E badate bene, saremmo di fronte al normale modo di operare di un qualsiasi finanziatore, non avendo tutto ciò niente a che fare con sovranismo, nazionalismo, populismo o altra posizione ideologica, che spinga verso una ostilità più o meno preconcetta verso le istituzioni europee: questo è il mercato finanziario, bellezze, e così funziona da sempre, diversamente, staremmo parlando di un “quasi” contributo a fondo perduto, di una regalia.
Se, poi, si osserva l’esito delle emissioni di titoli del debito pubblico italiano che continuano ad essere effettuate in questi mesi con risultati più che positivi (emissioni tutte collocate senza particolari problemi ed a tassi assolutamente contenuti e vantaggiosi), si può constatare come l’Italia goda ancora di una certa credibilità finanziaria sui mercati (si potrebbe dire, in termine tecnico, di un rating creditizio accettabile): e allora, siamo sicuri che valga la pena andarci a
“sottomettere” alle richieste, pur legittime e doverose a tutela del proprio credito, di un solo finanziatore, quando possiamo benissimo finanziarci accedendo ad un mercato ampio e numeroso, che ovviamente non sarà così “presente” come invece deve essere l’unico fornitore di capitali.
E non parliamo di minori tassi di interesse, perché, gioco forza, ricorrendo al MES, si passa per una “doppia intermediazione”: il MES, infatti, per poter erogare i capitali si deve a sua volta far finanziarie e, anche se non paga interessi passivi ai suoi soci che gli forniscono le risorse, ha comunque una struttura da tenere in piedi, con conseguenti costi da scaricare sui propri debitori. La “doppia intermediazione” è il meccanismo che rende le banche necessariamente più costose del ricorso diretto al mercato, mediante emissioni obbligazionarie. Senza considerare che allo stato attuale, sui mercati finanziari, le differenze di tasso si misurano in centesimi percentuali: ma quand’anche i BTP fossero più costosi dello 0,01% rispetto al prestito MES (e abbiamo cercato di dimostrare che non può ragionevolmente essere così), le altre considerazioni sopra espresse spingono chiaramente ad evitare quest’ultimo.
Quindi, anche in termini di costi, i titoli del debito pubblico sono più economici del prestito MES, o se volete una visione più ampia non solamente economicista, i titoli del debito pubblico, a parità di costo, portano con sé più benefici. La finanza ha regole precise che non possono essere assoggettate alle polemiche politiche: non conta essere europeisti o sovranisti, conta come usare al meglio i capitali.

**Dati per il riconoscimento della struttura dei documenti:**

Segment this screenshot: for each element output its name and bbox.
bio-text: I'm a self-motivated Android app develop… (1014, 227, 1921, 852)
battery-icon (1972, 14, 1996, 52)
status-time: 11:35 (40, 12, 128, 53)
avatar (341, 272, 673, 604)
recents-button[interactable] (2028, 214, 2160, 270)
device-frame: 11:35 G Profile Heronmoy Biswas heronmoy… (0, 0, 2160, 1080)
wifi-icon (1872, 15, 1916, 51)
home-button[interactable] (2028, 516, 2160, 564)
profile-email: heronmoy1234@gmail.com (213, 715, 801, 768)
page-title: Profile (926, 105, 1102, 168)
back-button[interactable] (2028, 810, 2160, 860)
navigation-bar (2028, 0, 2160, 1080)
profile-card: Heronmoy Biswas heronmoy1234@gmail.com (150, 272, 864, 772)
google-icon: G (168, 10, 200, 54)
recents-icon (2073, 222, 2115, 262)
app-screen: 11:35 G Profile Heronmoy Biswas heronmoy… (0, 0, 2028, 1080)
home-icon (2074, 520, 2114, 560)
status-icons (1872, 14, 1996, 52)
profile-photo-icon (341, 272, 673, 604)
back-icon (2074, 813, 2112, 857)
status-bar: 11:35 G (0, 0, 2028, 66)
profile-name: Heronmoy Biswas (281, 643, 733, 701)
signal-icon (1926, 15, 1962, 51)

**COMPITO DA SVOLGERE:** Trascrivi fedelmente il passo del testo sul MES che comincia con "E badate bene, saremmo" e termina con "di una regalia.". Le voci non hanno niente a che vedere con il testo sul MES.

**LA TUA SOLUZIONE:**
E badate bene, saremmo di fronte al normale modo di operare di un qualsiasi finanziatore, non avendo tutto ciò niente a che fare con sovranismo, nazionalismo, populismo o altra posizione ideologica, che spinga verso una ostilità più o meno preconcetta verso le istituzioni europee: questo è il mercato finanziario, bellezze, e così funziona da sempre, diversamente, staremmo parlando di un “quasi” contributo a fondo perduto, di una regalia.